GIVEN PROBLEM: Pull out all lines from the listing below in which the word "MODEL" appears.
§
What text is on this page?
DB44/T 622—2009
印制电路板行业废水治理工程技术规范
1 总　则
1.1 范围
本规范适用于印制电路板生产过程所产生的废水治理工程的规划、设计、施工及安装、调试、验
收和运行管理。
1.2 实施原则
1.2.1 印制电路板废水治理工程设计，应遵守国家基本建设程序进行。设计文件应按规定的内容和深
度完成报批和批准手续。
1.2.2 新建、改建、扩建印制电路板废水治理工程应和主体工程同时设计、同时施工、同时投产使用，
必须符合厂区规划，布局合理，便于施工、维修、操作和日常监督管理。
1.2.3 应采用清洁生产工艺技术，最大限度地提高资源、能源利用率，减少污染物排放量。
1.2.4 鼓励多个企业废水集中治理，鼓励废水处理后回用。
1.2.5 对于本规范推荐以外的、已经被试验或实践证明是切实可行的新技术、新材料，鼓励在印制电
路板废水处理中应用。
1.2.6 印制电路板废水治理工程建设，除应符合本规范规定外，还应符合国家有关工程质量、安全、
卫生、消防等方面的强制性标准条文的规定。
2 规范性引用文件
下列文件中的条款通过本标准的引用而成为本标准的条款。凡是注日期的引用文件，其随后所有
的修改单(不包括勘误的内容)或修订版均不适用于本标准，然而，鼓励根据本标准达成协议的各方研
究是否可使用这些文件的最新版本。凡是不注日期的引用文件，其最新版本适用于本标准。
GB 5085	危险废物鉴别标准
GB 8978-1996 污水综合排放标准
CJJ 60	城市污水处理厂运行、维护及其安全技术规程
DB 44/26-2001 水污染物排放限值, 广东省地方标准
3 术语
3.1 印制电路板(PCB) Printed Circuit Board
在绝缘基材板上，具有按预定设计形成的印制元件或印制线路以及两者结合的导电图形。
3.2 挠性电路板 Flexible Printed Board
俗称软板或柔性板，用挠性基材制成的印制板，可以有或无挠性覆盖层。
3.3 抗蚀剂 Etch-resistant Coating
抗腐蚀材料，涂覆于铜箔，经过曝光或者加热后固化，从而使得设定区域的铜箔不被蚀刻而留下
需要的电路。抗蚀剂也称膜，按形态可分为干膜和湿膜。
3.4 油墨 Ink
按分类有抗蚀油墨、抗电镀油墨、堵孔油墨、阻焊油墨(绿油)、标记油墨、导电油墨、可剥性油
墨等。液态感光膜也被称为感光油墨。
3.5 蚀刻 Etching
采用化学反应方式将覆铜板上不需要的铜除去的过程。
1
§
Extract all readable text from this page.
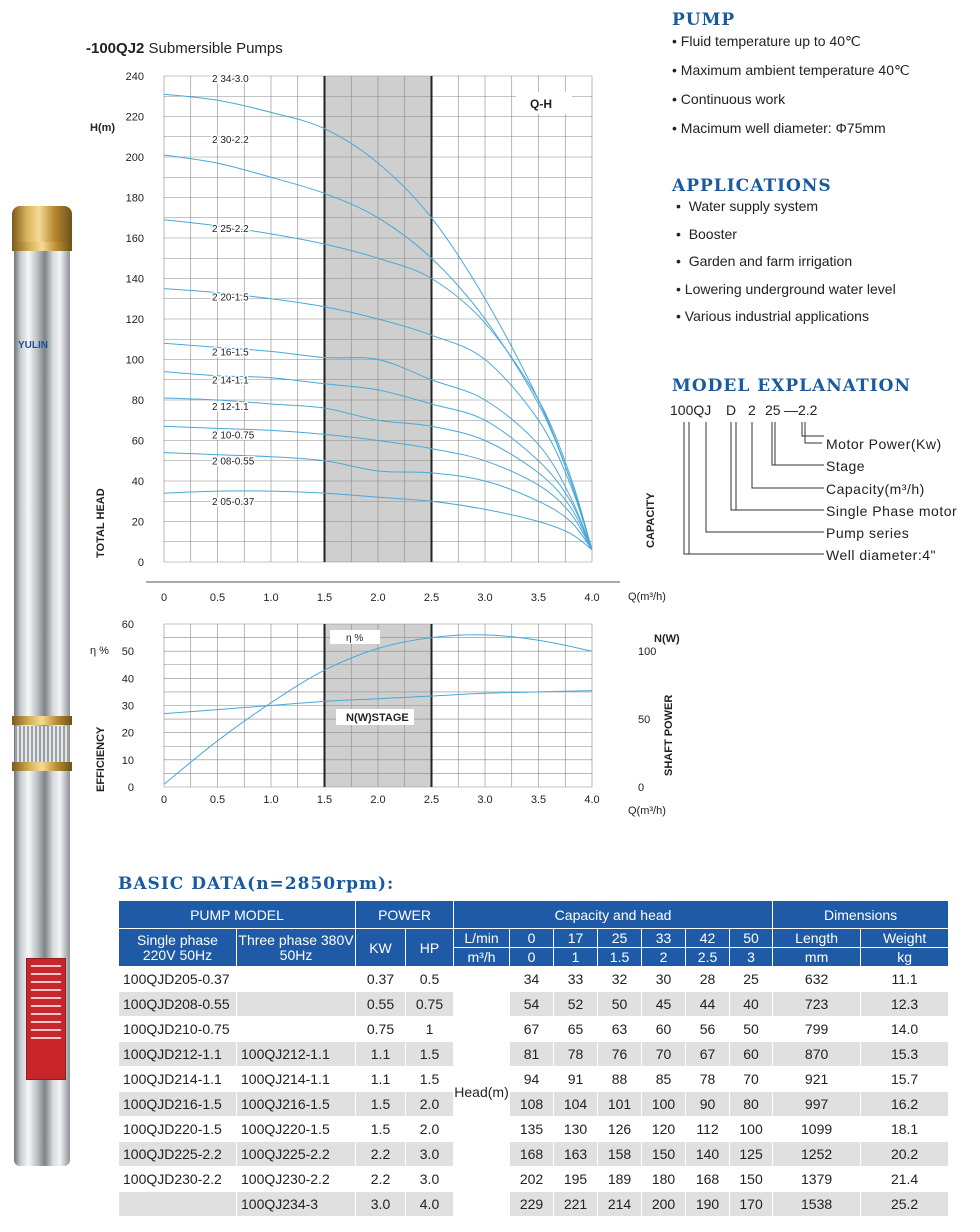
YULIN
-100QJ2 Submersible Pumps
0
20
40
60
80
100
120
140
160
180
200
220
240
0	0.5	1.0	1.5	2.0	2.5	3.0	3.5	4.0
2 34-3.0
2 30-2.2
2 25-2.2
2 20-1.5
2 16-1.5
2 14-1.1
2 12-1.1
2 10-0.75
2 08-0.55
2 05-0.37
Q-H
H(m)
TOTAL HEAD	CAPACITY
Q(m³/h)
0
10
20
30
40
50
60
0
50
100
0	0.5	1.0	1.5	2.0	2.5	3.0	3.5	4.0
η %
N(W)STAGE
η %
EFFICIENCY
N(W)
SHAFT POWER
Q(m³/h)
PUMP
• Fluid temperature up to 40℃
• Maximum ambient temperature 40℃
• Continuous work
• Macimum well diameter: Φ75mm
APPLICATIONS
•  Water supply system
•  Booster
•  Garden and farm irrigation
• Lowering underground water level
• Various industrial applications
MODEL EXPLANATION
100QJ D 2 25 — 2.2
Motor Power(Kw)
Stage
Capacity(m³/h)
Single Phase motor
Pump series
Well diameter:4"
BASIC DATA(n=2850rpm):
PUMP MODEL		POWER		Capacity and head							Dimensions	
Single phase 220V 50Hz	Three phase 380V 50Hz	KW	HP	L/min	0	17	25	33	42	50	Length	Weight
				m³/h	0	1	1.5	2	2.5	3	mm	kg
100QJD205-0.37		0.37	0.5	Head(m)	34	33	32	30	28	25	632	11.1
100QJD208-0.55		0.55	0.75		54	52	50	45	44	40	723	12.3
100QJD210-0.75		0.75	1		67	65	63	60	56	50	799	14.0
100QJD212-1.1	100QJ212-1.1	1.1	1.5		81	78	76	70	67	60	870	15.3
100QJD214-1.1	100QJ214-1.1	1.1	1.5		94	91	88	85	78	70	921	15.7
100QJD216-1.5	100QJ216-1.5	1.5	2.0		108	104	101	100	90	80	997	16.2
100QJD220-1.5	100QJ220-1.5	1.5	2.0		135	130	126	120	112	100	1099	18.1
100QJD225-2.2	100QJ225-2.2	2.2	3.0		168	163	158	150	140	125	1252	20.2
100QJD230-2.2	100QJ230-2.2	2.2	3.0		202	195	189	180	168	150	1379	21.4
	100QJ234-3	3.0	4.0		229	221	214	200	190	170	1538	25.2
§
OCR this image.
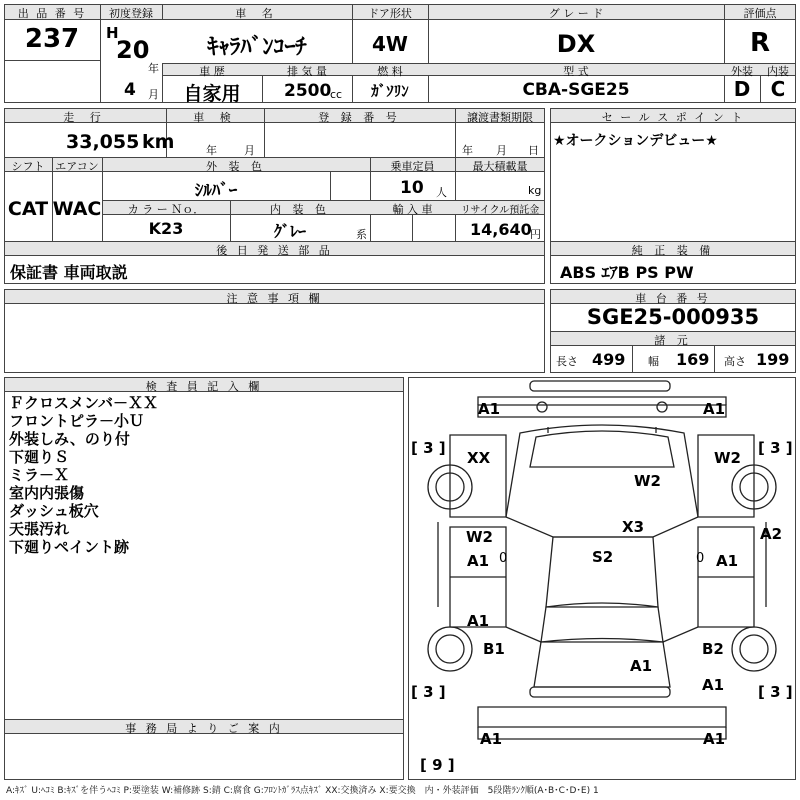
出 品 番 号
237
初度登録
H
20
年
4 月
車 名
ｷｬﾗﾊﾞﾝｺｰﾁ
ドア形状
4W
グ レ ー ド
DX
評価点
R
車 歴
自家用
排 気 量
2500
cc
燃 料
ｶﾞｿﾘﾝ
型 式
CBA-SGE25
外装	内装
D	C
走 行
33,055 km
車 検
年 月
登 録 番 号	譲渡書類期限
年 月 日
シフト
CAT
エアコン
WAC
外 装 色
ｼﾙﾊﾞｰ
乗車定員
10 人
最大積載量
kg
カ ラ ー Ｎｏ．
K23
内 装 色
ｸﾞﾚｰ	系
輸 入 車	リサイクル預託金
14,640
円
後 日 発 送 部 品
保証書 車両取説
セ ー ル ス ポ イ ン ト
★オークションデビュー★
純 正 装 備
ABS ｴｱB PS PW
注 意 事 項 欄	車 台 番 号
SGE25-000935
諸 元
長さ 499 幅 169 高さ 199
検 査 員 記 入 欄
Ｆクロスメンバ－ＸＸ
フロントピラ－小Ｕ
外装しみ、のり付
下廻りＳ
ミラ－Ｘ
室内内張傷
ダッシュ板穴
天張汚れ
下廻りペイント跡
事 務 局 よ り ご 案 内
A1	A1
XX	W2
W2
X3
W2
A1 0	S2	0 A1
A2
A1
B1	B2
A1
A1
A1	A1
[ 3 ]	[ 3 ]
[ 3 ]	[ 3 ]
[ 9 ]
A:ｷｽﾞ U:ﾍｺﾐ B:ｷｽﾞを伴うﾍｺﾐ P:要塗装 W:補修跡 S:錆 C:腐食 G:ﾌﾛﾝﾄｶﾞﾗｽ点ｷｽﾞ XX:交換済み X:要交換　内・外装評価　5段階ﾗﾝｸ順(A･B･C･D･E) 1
§
RESPONSE TO THE EXERCISE:
MODEL EXPLANATION
PUMP MODEL		POWER		Capacity and head							Dimensions	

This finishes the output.